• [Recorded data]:
::::
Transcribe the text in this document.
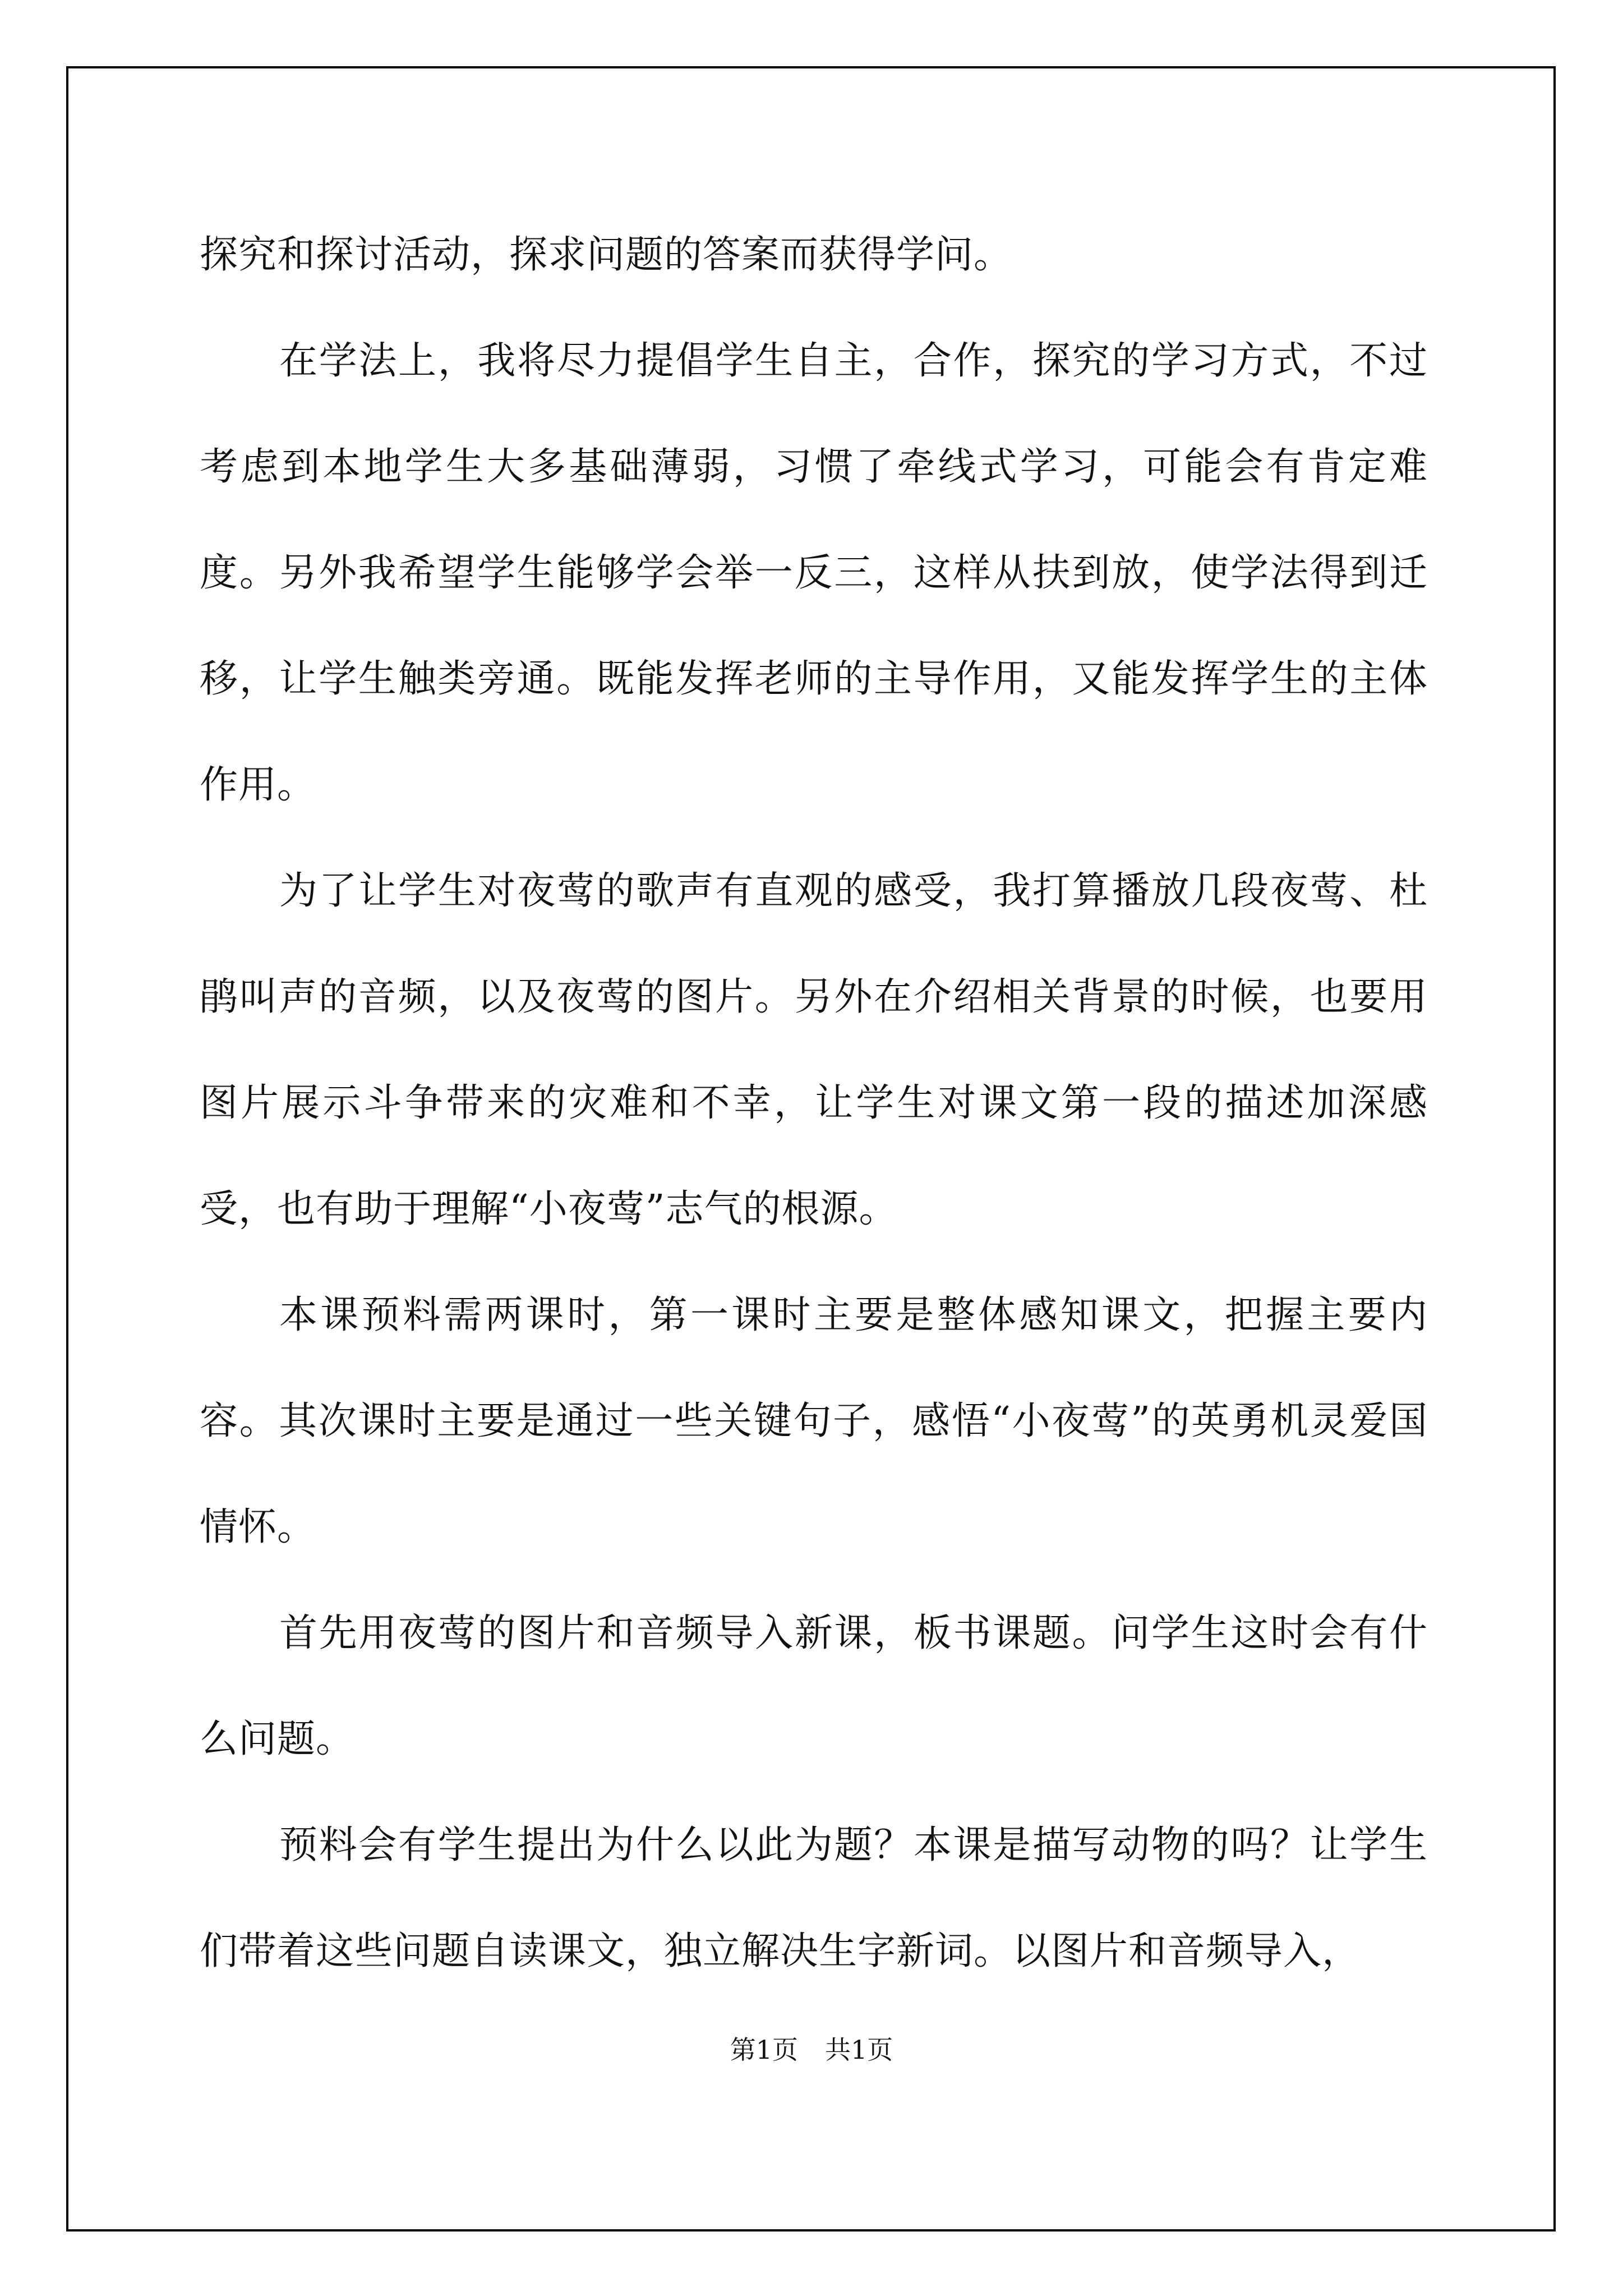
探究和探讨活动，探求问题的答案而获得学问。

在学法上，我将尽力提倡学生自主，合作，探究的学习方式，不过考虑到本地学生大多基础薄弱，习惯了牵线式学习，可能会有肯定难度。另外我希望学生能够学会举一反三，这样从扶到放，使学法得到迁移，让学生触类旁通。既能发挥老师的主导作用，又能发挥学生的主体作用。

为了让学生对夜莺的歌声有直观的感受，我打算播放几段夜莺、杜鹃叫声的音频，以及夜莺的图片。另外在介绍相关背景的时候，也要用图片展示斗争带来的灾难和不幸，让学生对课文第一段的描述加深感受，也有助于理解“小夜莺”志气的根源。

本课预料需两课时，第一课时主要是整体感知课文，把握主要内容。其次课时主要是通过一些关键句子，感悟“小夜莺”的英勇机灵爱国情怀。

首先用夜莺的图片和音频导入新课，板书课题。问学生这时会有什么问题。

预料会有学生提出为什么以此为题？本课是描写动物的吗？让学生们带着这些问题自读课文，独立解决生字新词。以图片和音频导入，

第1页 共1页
::::
• [BRIEF]:
Extract the full listing exactly, with the pictures left out.

• [SOLUTION TO THIS PROBLEM]:
Transcribe the text in this document.
探究和探讨活动，探求问题的答案而获得学问。

在学法上，我将尽力提倡学生自主，合作，探究的学习方式，不过考虑到本地学生大多基础薄弱，习惯了牵线式学习，可能会有肯定难度。另外我希望学生能够学会举一反三，这样从扶到放，使学法得到迁移，让学生触类旁通。既能发挥老师的主导作用，又能发挥学生的主体作用。

为了让学生对夜莺的歌声有直观的感受，我打算播放几段夜莺、杜鹃叫声的音频，以及夜莺的图片。另外在介绍相关背景的时候，也要用图片展示斗争带来的灾难和不幸，让学生对课文第一段的描述加深感受，也有助于理解“小夜莺”志气的根源。

本课预料需两课时，第一课时主要是整体感知课文，把握主要内容。其次课时主要是通过一些关键句子，感悟“小夜莺”的英勇机灵爱国情怀。

首先用夜莺的图片和音频导入新课，板书课题。问学生这时会有什么问题。

预料会有学生提出为什么以此为题？本课是描写动物的吗？让学生们带着这些问题自读课文，独立解决生字新词。以图片和音频导入，

第1页 共1页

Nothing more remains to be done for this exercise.